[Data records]
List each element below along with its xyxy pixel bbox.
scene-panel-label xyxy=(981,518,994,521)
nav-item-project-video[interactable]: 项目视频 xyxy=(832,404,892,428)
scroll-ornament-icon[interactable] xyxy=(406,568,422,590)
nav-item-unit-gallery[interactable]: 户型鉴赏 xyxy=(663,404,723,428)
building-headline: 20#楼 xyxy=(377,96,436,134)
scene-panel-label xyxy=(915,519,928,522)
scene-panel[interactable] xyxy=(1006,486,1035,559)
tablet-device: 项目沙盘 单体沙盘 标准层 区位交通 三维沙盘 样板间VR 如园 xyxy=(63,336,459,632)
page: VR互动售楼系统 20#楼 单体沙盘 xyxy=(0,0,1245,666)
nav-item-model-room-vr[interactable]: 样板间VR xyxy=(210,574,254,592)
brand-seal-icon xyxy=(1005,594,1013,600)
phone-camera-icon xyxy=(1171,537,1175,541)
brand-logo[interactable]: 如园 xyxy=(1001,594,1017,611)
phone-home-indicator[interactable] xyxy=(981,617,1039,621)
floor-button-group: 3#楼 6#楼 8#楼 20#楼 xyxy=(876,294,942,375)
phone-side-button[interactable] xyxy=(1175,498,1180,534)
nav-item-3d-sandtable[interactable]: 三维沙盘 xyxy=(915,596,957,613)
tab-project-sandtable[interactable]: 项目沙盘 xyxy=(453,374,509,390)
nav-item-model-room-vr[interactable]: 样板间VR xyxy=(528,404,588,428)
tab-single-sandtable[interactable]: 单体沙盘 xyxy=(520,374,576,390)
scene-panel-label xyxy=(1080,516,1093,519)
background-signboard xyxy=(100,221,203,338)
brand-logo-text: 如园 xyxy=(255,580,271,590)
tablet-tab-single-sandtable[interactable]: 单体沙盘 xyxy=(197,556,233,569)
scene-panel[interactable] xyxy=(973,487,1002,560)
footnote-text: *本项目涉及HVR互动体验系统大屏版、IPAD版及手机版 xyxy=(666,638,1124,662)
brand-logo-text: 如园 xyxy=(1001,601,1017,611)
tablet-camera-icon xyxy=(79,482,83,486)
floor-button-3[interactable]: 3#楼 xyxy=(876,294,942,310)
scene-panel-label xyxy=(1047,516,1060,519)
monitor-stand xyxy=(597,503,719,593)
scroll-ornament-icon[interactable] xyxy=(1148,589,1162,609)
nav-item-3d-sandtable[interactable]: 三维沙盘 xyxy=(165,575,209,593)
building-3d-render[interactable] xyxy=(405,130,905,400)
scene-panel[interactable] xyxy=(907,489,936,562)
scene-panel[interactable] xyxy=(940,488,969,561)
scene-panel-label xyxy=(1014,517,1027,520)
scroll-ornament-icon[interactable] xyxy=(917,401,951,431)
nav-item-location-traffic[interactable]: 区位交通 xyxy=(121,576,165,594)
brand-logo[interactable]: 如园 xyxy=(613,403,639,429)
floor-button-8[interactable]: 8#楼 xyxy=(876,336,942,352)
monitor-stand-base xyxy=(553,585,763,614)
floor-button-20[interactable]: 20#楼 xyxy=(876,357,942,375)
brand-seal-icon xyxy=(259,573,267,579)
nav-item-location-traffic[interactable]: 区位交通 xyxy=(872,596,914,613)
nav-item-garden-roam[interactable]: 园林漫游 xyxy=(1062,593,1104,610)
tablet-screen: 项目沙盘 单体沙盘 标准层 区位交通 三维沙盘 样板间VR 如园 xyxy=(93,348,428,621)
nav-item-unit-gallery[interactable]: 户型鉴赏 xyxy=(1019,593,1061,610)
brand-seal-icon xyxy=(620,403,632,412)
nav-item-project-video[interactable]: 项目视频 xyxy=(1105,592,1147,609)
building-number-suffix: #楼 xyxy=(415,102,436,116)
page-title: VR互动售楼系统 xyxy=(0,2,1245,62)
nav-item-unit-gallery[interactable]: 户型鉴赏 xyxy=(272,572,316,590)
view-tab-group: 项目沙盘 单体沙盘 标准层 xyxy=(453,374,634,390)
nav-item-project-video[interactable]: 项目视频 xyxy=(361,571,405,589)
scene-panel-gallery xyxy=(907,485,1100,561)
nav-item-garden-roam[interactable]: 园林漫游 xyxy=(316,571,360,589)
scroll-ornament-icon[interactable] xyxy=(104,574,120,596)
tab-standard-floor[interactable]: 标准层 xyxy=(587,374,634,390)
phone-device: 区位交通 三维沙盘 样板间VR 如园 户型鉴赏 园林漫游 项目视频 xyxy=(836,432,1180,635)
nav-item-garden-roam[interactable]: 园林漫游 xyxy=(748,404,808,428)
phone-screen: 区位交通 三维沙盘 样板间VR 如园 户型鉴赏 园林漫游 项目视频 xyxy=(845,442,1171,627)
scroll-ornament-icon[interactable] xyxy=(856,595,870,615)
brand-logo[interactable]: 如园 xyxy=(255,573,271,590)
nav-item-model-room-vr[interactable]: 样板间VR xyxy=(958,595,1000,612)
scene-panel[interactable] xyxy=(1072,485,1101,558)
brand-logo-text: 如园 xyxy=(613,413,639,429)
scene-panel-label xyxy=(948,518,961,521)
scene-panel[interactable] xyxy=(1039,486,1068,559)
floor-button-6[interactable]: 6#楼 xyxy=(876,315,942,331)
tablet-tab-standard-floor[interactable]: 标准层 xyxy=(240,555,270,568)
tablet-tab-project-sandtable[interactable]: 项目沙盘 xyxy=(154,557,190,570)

Work to complete
Print every line of the records above without changing anything.

Answer below
List each element below along with its xyxy pixel bbox.
scene-panel-label xyxy=(981,518,994,521)
nav-item-project-video[interactable]: 项目视频 xyxy=(832,404,892,428)
scroll-ornament-icon[interactable] xyxy=(406,568,422,590)
nav-item-unit-gallery[interactable]: 户型鉴赏 xyxy=(663,404,723,428)
building-headline: 20#楼 xyxy=(377,96,436,134)
scene-panel-label xyxy=(915,519,928,522)
scene-panel[interactable] xyxy=(1006,486,1035,559)
tablet-device: 项目沙盘 单体沙盘 标准层 区位交通 三维沙盘 样板间VR 如园 xyxy=(63,336,459,632)
page: VR互动售楼系统 20#楼 单体沙盘 xyxy=(0,0,1245,666)
nav-item-model-room-vr[interactable]: 样板间VR xyxy=(210,574,254,592)
brand-seal-icon xyxy=(1005,594,1013,600)
phone-camera-icon xyxy=(1171,537,1175,541)
brand-logo[interactable]: 如园 xyxy=(1001,594,1017,611)
phone-home-indicator[interactable] xyxy=(981,617,1039,621)
floor-button-group: 3#楼 6#楼 8#楼 20#楼 xyxy=(876,294,942,375)
phone-side-button[interactable] xyxy=(1175,498,1180,534)
nav-item-3d-sandtable[interactable]: 三维沙盘 xyxy=(915,596,957,613)
tab-project-sandtable[interactable]: 项目沙盘 xyxy=(453,374,509,390)
nav-item-model-room-vr[interactable]: 样板间VR xyxy=(528,404,588,428)
tab-single-sandtable[interactable]: 单体沙盘 xyxy=(520,374,576,390)
scene-panel-label xyxy=(1080,516,1093,519)
background-signboard xyxy=(100,221,203,338)
brand-logo-text: 如园 xyxy=(255,580,271,590)
tablet-tab-single-sandtable[interactable]: 单体沙盘 xyxy=(197,556,233,569)
scene-panel[interactable] xyxy=(973,487,1002,560)
footnote-text: *本项目涉及HVR互动体验系统大屏版、IPAD版及手机版 xyxy=(666,638,1124,662)
brand-logo-text: 如园 xyxy=(1001,601,1017,611)
tablet-camera-icon xyxy=(79,482,83,486)
floor-button-3[interactable]: 3#楼 xyxy=(876,294,942,310)
scene-panel-label xyxy=(1047,516,1060,519)
monitor-stand xyxy=(597,503,719,593)
scroll-ornament-icon[interactable] xyxy=(1148,589,1162,609)
nav-item-3d-sandtable[interactable]: 三维沙盘 xyxy=(165,575,209,593)
building-3d-render[interactable] xyxy=(405,130,905,400)
scene-panel[interactable] xyxy=(907,489,936,562)
scene-panel[interactable] xyxy=(940,488,969,561)
scene-panel-label xyxy=(1014,517,1027,520)
scroll-ornament-icon[interactable] xyxy=(917,401,951,431)
nav-item-location-traffic[interactable]: 区位交通 xyxy=(121,576,165,594)
brand-logo[interactable]: 如园 xyxy=(613,403,639,429)
floor-button-8[interactable]: 8#楼 xyxy=(876,336,942,352)
monitor-stand-base xyxy=(553,585,763,614)
floor-button-20[interactable]: 20#楼 xyxy=(876,357,942,375)
brand-seal-icon xyxy=(259,573,267,579)
nav-item-location-traffic[interactable]: 区位交通 xyxy=(872,596,914,613)
nav-item-garden-roam[interactable]: 园林漫游 xyxy=(1062,593,1104,610)
tablet-screen: 项目沙盘 单体沙盘 标准层 区位交通 三维沙盘 样板间VR 如园 xyxy=(93,348,428,621)
nav-item-unit-gallery[interactable]: 户型鉴赏 xyxy=(1019,593,1061,610)
brand-seal-icon xyxy=(620,403,632,412)
nav-item-project-video[interactable]: 项目视频 xyxy=(1105,592,1147,609)
building-number-suffix: #楼 xyxy=(415,102,436,116)
page-title: VR互动售楼系统 xyxy=(0,2,1245,62)
nav-item-unit-gallery[interactable]: 户型鉴赏 xyxy=(272,572,316,590)
view-tab-group: 项目沙盘 单体沙盘 标准层 xyxy=(453,374,634,390)
nav-item-project-video[interactable]: 项目视频 xyxy=(361,571,405,589)
scene-panel-gallery xyxy=(907,485,1100,561)
nav-item-garden-roam[interactable]: 园林漫游 xyxy=(316,571,360,589)
scroll-ornament-icon[interactable] xyxy=(104,574,120,596)
tab-standard-floor[interactable]: 标准层 xyxy=(587,374,634,390)
phone-device: 区位交通 三维沙盘 样板间VR 如园 户型鉴赏 园林漫游 项目视频 xyxy=(836,432,1180,635)
nav-item-garden-roam[interactable]: 园林漫游 xyxy=(748,404,808,428)
phone-screen: 区位交通 三维沙盘 样板间VR 如园 户型鉴赏 园林漫游 项目视频 xyxy=(845,442,1171,627)
scroll-ornament-icon[interactable] xyxy=(856,595,870,615)
brand-logo[interactable]: 如园 xyxy=(255,573,271,590)
nav-item-model-room-vr[interactable]: 样板间VR xyxy=(958,595,1000,612)
scene-panel[interactable] xyxy=(1072,485,1101,558)
brand-logo-text: 如园 xyxy=(613,413,639,429)
scene-panel-label xyxy=(948,518,961,521)
scene-panel[interactable] xyxy=(1039,486,1068,559)
floor-button-6[interactable]: 6#楼 xyxy=(876,315,942,331)
tablet-tab-standard-floor[interactable]: 标准层 xyxy=(240,555,270,568)
tablet-tab-project-sandtable[interactable]: 项目沙盘 xyxy=(154,557,190,570)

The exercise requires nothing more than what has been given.